> [Records for processing]:
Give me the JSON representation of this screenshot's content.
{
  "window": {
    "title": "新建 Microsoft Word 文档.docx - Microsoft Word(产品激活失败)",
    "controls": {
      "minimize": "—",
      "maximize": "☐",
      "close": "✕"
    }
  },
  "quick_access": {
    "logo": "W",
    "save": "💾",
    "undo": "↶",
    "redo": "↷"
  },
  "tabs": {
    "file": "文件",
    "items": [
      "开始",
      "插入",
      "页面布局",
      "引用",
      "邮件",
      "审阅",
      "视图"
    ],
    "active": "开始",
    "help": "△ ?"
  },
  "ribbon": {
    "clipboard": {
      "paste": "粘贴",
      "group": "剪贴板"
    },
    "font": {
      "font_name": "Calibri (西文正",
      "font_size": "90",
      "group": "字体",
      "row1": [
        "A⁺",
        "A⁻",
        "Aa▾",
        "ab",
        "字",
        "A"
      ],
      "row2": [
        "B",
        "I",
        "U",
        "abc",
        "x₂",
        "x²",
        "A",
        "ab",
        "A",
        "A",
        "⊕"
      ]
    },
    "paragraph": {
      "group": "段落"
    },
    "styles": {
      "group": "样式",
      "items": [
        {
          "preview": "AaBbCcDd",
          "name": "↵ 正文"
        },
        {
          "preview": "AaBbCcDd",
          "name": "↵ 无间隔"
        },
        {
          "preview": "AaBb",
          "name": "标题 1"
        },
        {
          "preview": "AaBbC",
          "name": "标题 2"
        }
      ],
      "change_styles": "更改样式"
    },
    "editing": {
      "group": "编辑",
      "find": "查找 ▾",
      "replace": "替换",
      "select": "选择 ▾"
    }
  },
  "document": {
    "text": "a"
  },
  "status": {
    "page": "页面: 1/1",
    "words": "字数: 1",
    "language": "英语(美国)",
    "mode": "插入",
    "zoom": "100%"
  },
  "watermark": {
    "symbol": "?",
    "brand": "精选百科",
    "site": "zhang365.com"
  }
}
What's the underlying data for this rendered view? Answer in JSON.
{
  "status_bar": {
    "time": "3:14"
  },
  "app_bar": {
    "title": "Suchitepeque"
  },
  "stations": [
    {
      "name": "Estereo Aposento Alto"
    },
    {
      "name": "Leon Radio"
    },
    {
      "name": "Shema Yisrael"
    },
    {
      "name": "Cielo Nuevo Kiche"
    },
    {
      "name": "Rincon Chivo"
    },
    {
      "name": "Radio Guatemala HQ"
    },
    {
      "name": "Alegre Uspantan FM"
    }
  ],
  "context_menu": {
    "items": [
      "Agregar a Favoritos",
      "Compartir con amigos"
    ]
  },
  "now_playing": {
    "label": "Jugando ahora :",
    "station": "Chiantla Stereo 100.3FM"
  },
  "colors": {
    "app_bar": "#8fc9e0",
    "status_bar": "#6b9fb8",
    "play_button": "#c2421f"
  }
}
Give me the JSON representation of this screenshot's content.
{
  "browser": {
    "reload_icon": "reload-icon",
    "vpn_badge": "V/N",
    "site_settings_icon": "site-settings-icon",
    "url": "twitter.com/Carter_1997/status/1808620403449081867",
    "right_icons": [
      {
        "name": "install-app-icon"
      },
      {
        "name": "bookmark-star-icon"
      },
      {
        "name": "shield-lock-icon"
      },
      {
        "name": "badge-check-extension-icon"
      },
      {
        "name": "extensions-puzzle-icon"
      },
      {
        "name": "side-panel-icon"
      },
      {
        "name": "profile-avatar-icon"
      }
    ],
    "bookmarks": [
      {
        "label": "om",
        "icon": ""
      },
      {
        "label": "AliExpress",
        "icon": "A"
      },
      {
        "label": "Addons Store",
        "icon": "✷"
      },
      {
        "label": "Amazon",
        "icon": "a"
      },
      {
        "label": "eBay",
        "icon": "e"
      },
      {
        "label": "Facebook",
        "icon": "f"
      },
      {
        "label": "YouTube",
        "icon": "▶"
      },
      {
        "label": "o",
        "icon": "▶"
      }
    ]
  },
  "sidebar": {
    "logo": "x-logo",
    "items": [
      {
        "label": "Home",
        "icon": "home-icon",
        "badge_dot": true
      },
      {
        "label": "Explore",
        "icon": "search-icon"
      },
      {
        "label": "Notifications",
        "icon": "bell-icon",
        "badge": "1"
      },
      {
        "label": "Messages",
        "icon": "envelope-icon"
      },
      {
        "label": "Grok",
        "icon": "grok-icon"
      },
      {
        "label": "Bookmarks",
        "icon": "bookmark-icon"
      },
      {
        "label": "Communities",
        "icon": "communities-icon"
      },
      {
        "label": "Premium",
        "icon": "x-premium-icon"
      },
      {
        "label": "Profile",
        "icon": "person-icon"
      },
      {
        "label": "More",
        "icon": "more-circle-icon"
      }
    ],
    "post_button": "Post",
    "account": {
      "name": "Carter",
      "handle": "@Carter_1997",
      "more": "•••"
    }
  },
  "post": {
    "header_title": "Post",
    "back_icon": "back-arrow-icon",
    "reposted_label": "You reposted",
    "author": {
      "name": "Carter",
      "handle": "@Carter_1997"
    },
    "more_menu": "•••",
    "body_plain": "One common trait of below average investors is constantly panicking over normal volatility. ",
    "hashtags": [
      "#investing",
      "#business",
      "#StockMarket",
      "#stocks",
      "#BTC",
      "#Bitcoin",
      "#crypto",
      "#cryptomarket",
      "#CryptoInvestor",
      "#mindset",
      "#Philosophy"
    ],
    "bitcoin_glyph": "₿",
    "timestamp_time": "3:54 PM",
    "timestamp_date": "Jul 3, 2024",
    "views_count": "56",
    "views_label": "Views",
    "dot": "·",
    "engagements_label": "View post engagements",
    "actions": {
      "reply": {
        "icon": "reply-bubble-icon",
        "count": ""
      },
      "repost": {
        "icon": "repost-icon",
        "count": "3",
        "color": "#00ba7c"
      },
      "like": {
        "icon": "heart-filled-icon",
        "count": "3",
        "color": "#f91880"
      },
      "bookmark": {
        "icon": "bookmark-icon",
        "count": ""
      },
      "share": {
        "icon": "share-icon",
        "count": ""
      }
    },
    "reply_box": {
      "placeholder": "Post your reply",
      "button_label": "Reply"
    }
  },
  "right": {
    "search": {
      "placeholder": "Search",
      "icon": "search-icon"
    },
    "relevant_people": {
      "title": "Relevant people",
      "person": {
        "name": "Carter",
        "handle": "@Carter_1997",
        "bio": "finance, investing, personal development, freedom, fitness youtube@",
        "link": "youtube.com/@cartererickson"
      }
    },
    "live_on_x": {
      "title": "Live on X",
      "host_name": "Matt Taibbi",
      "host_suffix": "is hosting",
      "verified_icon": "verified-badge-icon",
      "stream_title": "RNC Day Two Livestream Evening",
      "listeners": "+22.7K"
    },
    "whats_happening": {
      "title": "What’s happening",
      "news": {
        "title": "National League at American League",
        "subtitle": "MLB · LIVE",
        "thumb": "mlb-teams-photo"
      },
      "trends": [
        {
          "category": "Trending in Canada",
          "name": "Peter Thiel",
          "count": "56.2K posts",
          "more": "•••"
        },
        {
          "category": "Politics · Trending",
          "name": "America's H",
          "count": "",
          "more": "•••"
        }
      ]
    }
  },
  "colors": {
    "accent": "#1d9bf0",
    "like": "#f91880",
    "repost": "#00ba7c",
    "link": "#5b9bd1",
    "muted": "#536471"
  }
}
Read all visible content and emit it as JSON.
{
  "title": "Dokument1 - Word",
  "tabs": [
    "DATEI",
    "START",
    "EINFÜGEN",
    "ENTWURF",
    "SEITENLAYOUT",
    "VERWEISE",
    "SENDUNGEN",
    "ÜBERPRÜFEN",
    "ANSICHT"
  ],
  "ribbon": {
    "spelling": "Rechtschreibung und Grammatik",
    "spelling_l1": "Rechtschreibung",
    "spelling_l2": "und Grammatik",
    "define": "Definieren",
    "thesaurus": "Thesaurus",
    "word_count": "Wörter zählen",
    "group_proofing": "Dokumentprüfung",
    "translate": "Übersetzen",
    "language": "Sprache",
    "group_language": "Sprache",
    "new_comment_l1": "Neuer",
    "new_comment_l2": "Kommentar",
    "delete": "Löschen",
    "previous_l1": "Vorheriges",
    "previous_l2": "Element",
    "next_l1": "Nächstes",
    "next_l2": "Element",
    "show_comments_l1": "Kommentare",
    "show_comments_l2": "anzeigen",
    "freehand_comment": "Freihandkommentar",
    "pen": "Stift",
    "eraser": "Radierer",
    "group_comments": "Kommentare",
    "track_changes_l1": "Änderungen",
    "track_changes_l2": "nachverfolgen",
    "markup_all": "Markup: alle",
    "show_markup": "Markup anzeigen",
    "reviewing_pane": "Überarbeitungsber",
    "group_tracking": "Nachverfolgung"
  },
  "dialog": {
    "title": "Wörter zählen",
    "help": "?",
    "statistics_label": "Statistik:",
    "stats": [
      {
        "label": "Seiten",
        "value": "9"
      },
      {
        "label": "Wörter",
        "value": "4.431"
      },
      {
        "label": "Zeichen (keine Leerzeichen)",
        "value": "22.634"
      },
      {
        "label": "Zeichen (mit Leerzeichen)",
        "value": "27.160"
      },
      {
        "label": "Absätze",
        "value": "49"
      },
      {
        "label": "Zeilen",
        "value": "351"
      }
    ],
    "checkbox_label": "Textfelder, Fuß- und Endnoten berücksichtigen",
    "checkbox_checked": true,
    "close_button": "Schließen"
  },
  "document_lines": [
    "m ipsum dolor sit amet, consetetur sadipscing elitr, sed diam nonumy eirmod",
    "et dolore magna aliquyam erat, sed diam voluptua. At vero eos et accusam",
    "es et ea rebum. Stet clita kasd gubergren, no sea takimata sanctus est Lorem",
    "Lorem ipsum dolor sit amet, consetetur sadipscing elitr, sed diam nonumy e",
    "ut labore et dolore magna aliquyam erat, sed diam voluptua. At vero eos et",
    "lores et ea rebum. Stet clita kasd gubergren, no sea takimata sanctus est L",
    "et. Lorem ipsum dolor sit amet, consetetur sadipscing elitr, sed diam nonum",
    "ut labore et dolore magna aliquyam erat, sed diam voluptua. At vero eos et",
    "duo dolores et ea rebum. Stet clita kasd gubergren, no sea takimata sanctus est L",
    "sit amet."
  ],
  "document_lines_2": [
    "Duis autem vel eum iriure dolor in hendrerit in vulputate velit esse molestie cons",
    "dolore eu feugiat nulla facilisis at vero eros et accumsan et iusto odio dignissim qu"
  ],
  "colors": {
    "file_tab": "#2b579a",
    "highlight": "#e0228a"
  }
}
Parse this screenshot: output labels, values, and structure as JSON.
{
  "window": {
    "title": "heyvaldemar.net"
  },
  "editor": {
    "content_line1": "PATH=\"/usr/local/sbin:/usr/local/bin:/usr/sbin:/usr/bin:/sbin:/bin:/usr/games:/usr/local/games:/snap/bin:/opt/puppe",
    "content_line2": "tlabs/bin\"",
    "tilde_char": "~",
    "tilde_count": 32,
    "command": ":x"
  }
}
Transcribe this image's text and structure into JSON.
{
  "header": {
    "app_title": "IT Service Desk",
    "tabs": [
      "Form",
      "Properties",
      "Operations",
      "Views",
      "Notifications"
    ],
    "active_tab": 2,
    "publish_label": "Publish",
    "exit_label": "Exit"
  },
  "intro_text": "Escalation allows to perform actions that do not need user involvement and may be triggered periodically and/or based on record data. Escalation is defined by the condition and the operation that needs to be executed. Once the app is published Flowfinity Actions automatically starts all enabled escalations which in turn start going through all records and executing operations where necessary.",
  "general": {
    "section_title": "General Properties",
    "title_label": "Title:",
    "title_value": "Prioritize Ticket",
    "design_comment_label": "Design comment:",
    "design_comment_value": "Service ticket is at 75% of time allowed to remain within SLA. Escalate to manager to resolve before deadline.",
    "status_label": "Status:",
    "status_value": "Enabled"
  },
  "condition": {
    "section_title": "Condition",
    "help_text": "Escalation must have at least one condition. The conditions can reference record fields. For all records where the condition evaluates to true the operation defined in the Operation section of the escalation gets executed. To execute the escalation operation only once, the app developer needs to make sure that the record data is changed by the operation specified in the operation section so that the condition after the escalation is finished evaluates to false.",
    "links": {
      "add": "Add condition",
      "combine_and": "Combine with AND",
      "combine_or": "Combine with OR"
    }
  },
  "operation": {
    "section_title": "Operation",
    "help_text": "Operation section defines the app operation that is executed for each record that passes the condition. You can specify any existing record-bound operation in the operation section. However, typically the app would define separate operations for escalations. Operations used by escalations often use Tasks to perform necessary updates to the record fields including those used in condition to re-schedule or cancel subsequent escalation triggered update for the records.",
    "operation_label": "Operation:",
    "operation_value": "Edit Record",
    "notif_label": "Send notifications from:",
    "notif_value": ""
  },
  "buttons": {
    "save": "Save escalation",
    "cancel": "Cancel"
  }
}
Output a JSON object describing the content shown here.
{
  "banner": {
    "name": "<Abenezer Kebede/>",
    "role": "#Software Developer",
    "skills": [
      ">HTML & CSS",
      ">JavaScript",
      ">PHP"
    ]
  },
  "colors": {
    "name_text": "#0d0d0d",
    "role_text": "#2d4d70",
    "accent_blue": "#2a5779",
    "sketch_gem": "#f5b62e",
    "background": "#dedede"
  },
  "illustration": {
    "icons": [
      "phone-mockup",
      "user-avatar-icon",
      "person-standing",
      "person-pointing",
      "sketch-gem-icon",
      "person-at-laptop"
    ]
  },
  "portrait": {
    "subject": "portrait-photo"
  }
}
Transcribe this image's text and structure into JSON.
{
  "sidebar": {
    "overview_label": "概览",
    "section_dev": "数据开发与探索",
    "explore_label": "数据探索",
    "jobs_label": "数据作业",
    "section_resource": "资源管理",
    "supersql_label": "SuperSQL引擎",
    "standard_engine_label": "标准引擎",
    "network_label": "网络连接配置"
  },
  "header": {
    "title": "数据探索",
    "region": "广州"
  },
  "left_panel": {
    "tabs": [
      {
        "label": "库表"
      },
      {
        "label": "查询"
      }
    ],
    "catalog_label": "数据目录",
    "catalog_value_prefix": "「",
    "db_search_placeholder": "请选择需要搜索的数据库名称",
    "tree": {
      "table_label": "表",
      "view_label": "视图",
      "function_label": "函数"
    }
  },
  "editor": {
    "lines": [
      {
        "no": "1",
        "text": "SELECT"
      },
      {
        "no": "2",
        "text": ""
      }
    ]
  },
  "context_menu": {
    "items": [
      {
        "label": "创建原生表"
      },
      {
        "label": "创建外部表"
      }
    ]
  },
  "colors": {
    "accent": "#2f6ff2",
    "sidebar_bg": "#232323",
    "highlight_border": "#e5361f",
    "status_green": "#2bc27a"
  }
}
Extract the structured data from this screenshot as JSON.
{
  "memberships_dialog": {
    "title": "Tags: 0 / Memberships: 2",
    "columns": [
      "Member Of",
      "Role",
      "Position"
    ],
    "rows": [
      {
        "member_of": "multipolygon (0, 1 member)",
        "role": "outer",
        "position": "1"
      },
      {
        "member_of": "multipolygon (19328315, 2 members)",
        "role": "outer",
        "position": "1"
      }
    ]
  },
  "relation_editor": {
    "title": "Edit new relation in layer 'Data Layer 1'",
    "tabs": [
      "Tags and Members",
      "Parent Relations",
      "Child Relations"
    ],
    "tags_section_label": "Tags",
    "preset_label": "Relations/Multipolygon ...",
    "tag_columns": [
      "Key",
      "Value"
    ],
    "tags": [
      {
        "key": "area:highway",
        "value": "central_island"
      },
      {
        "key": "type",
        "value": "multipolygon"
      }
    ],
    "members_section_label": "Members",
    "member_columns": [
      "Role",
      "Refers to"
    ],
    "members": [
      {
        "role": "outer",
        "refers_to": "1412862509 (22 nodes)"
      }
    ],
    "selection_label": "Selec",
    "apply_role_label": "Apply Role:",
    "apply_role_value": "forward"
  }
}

> [Requirement]:
How many of the lines above contain the string "Lorem"? Give the number only.

> [Response to this task]:
3